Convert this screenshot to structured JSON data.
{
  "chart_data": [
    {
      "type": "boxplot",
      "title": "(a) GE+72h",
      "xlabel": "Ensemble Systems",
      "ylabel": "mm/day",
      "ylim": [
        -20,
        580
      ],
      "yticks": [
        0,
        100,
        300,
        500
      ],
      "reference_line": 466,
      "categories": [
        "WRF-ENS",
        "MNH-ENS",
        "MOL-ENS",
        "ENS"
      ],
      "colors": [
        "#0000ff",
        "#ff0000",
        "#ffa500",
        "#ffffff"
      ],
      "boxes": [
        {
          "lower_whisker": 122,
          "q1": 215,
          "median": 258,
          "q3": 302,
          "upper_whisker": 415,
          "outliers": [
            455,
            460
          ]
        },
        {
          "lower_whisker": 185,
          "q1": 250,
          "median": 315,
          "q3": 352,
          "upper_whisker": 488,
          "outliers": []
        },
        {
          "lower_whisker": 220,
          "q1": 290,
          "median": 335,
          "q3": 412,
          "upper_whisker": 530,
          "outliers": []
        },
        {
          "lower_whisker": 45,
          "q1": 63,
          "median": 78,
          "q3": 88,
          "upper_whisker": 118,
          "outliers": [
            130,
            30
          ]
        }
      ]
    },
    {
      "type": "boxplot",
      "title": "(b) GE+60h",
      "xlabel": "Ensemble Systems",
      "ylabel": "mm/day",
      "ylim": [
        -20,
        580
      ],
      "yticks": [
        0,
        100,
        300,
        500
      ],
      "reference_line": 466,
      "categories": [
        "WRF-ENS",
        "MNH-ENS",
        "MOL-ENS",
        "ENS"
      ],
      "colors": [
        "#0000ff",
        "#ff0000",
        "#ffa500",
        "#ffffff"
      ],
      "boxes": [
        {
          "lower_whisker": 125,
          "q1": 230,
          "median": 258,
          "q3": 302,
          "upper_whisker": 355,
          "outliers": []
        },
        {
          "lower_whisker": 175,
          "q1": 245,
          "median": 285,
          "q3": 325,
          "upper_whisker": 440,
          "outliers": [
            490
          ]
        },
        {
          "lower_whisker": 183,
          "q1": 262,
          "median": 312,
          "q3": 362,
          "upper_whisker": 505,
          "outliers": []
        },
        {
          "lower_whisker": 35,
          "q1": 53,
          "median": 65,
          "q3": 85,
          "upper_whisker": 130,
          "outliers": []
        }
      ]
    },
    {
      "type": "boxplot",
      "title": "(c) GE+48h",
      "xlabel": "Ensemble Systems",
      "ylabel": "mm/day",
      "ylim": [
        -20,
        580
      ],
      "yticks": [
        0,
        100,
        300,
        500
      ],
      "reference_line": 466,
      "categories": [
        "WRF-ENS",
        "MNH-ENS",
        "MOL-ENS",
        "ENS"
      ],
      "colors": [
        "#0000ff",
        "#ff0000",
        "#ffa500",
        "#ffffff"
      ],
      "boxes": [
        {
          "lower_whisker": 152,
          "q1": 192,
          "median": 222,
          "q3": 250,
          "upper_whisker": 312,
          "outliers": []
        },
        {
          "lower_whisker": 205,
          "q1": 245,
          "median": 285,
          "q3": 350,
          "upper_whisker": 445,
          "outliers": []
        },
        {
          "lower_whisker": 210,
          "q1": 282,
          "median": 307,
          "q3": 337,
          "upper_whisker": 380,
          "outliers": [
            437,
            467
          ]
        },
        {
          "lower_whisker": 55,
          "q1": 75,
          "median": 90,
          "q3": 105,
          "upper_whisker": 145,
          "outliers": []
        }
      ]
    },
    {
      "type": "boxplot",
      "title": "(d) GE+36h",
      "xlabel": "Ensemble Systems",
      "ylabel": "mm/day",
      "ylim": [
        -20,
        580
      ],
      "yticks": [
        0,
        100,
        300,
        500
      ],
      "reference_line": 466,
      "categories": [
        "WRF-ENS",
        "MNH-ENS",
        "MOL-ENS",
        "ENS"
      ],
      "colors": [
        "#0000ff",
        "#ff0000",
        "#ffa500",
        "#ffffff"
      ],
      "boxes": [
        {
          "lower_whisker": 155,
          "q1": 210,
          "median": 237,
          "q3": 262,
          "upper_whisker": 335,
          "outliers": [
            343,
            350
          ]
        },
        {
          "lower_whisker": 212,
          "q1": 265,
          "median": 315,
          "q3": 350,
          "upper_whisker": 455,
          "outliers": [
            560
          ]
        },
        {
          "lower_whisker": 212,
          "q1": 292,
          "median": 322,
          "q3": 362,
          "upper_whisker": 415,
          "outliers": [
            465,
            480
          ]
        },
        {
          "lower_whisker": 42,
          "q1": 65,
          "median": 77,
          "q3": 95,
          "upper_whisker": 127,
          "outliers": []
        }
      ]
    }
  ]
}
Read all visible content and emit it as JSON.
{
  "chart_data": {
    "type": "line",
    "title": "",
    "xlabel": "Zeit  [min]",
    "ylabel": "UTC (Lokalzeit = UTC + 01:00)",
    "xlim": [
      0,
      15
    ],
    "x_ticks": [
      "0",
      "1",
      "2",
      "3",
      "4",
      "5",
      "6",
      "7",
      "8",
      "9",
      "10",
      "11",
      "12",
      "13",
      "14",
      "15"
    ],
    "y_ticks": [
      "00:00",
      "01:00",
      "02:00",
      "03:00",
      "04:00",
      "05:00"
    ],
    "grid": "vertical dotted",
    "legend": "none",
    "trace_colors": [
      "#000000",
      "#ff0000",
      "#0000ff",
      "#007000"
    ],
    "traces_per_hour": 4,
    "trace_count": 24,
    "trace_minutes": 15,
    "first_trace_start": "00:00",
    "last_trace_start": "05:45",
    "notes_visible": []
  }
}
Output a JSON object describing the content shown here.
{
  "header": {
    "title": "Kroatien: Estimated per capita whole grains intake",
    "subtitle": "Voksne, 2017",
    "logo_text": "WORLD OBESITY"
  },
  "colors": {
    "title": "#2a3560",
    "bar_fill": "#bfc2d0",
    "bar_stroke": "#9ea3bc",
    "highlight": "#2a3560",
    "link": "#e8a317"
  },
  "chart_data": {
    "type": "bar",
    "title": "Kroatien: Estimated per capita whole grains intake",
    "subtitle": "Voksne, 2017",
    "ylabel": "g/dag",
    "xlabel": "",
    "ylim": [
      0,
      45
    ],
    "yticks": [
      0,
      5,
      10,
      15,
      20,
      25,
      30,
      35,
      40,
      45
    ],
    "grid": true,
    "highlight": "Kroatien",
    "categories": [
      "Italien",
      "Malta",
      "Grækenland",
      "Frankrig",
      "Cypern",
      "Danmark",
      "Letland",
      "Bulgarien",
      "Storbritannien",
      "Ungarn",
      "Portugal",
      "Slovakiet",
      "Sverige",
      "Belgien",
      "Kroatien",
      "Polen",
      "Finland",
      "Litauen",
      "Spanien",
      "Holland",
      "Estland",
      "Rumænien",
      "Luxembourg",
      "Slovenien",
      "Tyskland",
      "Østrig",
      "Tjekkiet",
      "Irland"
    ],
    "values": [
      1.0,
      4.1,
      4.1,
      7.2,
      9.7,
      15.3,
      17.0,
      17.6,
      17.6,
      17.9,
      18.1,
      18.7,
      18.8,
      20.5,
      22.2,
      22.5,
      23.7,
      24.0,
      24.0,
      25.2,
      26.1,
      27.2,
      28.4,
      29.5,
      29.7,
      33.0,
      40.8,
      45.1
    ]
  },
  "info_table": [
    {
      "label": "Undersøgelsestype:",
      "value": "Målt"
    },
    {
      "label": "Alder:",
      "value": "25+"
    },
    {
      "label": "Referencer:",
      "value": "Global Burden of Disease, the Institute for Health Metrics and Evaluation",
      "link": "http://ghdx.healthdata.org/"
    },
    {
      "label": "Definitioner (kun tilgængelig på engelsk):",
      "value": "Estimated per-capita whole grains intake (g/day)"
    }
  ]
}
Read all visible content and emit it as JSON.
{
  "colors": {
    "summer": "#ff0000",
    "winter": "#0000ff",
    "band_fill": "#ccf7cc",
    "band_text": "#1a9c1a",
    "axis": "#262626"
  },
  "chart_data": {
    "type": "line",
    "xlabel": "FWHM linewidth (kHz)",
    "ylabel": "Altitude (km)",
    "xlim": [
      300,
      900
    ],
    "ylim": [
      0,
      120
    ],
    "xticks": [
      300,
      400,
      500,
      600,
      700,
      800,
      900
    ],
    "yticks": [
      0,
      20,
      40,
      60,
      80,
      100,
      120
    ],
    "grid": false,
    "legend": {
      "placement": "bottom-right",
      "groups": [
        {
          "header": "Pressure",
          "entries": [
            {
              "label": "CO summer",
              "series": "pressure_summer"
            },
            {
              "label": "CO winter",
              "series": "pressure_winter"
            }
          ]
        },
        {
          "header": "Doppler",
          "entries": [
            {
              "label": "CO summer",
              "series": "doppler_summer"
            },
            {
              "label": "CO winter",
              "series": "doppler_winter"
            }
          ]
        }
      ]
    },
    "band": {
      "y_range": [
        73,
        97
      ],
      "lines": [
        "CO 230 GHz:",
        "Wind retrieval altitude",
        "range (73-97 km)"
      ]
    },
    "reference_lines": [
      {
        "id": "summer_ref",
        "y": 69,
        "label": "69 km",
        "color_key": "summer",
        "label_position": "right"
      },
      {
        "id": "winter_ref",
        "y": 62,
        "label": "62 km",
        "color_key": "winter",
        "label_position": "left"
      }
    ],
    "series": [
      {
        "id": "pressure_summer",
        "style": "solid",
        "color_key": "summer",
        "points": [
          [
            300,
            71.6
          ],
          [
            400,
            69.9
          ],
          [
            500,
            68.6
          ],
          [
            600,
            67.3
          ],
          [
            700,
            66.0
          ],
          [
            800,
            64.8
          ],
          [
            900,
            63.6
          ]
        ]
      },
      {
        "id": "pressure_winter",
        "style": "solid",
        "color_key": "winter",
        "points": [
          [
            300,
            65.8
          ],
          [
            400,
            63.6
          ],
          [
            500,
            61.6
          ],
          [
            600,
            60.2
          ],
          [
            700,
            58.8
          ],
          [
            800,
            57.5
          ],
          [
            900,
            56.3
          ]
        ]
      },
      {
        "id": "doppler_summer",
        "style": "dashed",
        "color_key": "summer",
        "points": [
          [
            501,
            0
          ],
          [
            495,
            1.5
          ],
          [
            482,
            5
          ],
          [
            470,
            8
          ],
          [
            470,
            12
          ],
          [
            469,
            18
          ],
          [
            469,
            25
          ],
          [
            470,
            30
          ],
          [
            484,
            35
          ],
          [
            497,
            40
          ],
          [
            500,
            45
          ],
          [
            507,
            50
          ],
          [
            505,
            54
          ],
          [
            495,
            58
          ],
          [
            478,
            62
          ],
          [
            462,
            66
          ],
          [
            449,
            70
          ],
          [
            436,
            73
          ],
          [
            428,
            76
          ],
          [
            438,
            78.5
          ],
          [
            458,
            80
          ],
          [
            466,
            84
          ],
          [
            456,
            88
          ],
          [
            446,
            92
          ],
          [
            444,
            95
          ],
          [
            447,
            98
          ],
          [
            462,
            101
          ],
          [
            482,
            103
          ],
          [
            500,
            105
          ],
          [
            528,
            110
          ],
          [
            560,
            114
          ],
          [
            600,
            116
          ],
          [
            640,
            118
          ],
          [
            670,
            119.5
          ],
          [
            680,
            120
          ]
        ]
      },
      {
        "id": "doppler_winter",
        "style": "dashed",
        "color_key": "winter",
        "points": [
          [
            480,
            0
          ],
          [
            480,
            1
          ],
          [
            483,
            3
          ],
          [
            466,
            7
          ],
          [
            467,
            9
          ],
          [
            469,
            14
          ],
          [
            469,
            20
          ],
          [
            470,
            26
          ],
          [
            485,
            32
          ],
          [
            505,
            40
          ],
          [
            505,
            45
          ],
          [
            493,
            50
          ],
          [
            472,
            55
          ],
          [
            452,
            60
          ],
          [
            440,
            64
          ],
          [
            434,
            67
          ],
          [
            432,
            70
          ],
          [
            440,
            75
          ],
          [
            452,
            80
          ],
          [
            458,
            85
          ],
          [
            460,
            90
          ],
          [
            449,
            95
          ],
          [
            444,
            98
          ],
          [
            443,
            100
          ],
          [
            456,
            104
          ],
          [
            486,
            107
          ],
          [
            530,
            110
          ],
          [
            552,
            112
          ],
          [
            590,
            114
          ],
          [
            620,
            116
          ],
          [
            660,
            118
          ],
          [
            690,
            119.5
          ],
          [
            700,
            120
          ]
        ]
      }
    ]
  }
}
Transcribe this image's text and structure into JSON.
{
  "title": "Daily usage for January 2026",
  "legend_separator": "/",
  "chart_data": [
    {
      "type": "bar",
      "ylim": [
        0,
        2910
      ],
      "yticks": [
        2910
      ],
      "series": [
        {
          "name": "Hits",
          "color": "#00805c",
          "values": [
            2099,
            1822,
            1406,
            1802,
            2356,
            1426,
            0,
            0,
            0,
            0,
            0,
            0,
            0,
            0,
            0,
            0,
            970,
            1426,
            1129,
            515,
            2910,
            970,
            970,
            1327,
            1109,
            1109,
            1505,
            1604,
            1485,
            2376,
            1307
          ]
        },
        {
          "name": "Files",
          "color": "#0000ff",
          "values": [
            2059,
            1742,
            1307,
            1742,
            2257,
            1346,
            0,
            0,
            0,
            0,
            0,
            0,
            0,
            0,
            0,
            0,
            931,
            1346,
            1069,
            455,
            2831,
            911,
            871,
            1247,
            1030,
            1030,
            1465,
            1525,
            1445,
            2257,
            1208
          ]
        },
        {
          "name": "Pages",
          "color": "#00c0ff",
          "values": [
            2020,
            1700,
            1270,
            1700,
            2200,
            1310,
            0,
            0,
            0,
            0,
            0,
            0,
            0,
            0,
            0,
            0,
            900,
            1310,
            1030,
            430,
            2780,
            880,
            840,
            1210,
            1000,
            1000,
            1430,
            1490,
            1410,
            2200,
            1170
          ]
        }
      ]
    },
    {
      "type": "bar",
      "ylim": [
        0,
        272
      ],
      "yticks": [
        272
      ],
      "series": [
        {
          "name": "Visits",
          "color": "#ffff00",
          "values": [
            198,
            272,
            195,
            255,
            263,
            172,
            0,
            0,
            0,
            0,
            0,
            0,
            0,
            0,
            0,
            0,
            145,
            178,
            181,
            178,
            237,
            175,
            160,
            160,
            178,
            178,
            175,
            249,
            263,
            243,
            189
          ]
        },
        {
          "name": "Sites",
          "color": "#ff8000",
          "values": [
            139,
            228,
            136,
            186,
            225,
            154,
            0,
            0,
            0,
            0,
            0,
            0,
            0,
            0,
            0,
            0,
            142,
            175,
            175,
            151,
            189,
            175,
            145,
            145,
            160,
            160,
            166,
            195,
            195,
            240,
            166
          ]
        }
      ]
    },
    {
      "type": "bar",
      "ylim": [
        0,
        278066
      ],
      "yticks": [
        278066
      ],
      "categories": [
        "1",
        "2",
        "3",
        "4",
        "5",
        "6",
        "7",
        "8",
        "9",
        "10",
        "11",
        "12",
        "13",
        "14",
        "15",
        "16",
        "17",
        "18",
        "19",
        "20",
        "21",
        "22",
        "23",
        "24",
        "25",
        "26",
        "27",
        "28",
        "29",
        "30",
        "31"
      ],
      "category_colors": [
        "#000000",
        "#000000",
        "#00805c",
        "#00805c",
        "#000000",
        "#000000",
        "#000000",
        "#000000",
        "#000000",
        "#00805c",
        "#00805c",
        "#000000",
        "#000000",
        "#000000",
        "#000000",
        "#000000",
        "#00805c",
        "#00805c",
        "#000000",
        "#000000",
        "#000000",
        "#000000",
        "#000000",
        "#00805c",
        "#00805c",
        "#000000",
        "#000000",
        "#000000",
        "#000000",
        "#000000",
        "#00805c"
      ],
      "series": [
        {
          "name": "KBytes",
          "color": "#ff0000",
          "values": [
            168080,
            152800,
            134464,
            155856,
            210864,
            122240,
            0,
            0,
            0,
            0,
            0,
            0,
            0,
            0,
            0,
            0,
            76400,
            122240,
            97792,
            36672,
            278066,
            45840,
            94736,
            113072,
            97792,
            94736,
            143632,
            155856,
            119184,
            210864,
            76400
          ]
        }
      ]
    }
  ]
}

★ ★ ★ ★ ★

§ TASK STATEMENT
Go through the listing above and pull out each line containing the word "grid".

§ ANSWER TO THIS EXERCISE
    "grid": "vertical dotted",
    "grid": true,
    "grid": false,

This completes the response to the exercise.